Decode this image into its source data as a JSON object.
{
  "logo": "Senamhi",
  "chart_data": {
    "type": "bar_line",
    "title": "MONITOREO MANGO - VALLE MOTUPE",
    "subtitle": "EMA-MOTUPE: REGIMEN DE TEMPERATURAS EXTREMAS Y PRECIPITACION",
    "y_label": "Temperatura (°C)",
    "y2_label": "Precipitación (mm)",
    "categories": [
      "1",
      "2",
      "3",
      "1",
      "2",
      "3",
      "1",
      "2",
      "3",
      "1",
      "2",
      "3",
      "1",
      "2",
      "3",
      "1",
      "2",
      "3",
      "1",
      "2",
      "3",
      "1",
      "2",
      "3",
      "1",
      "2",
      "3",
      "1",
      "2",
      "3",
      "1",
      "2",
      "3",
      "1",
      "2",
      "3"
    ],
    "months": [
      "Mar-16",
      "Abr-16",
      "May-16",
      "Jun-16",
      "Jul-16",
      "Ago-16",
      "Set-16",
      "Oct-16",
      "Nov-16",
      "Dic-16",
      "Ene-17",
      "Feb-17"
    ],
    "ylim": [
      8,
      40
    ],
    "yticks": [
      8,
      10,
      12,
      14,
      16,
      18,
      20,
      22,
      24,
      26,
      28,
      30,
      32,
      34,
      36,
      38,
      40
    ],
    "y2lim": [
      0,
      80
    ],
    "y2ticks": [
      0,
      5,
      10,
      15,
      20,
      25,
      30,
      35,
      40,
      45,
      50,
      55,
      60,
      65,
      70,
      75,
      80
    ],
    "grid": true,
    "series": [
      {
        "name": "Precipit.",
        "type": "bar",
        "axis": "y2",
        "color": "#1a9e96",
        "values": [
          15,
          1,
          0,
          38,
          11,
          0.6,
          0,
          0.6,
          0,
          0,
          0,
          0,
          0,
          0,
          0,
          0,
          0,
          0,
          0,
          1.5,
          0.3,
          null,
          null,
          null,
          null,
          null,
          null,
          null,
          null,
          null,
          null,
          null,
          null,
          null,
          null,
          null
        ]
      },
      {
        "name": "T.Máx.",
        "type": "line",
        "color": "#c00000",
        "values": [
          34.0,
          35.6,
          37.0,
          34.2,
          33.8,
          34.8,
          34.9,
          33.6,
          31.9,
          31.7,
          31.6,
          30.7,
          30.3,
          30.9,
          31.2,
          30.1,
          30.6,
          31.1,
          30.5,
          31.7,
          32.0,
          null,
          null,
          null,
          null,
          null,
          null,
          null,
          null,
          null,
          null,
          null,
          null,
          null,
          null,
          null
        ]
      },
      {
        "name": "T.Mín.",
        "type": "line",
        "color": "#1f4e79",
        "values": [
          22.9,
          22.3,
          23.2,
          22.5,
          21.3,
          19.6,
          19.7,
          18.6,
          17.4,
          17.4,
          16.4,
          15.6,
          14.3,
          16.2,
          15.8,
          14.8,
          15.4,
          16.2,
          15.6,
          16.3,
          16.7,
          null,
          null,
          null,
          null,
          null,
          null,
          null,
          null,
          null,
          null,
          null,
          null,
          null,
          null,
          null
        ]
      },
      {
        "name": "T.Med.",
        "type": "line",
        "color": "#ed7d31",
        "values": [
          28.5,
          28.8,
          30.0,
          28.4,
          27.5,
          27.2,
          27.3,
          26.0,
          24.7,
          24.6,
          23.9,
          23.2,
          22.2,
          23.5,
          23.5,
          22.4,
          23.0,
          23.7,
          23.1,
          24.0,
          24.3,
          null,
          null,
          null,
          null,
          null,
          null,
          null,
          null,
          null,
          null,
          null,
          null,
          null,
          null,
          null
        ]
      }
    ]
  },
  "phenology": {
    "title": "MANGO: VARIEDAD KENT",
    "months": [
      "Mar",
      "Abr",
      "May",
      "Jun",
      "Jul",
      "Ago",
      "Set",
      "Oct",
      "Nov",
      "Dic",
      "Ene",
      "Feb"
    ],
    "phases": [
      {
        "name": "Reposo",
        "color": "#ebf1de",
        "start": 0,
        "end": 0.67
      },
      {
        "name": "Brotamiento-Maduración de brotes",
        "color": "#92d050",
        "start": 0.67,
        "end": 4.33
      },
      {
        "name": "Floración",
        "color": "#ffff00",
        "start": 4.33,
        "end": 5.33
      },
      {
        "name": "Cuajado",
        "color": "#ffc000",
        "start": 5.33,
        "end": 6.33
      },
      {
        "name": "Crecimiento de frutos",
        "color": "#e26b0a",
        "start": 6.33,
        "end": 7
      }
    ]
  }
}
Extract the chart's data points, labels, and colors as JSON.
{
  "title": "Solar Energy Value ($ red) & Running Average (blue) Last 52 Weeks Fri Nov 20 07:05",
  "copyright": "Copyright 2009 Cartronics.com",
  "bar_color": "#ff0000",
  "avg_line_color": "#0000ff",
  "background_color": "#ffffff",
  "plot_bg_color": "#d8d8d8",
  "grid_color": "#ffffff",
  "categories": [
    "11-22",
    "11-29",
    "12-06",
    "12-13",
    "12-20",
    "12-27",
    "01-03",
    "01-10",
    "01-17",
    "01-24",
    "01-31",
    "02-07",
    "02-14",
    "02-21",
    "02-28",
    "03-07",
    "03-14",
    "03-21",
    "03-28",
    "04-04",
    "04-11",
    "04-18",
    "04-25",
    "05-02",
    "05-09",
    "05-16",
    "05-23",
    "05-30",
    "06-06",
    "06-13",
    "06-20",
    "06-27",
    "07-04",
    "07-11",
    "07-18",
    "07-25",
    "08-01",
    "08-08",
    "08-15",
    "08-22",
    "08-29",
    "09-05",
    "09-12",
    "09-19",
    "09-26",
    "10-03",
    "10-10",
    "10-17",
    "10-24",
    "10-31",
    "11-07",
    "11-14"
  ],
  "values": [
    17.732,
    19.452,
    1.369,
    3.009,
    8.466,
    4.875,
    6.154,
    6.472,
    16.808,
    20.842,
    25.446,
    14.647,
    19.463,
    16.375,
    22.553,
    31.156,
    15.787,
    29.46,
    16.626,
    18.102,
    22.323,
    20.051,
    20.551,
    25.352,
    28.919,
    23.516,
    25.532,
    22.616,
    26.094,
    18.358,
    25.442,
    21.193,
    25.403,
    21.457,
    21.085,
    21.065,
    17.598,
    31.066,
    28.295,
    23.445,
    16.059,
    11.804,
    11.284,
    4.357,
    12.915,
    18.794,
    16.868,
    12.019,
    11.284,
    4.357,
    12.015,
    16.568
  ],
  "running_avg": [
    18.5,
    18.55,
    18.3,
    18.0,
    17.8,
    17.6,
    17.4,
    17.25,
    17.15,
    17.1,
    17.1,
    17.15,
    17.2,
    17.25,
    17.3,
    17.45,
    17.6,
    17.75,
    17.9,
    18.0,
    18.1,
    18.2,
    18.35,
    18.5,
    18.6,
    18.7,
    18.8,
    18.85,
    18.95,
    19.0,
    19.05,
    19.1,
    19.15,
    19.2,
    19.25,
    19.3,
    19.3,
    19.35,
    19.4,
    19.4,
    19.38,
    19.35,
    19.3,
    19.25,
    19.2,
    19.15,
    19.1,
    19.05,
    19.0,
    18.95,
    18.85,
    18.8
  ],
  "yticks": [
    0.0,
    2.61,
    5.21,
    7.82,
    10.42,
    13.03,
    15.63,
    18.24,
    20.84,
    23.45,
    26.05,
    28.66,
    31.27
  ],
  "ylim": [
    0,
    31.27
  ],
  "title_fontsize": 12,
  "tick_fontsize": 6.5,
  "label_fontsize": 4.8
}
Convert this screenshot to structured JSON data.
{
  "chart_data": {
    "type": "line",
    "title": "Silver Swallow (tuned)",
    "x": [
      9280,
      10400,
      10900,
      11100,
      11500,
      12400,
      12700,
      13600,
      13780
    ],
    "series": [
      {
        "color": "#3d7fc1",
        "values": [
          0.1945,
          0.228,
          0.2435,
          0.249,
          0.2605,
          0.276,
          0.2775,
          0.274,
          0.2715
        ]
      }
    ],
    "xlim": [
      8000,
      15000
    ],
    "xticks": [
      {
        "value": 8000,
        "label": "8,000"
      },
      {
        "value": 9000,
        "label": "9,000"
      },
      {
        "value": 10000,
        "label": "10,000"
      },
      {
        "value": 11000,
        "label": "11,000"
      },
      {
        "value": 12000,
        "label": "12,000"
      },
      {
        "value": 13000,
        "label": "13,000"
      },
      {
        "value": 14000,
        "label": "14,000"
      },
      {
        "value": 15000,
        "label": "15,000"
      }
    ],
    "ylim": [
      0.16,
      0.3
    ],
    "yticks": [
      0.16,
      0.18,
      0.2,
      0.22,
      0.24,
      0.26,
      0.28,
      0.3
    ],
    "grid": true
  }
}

### Written exercise
Pick each line holding the word "start" out of the data and copy it.

### The solution
        "start": 0,
        "start": 0.67,
        "start": 4.33,
        "start": 5.33,
        "start": 6.33,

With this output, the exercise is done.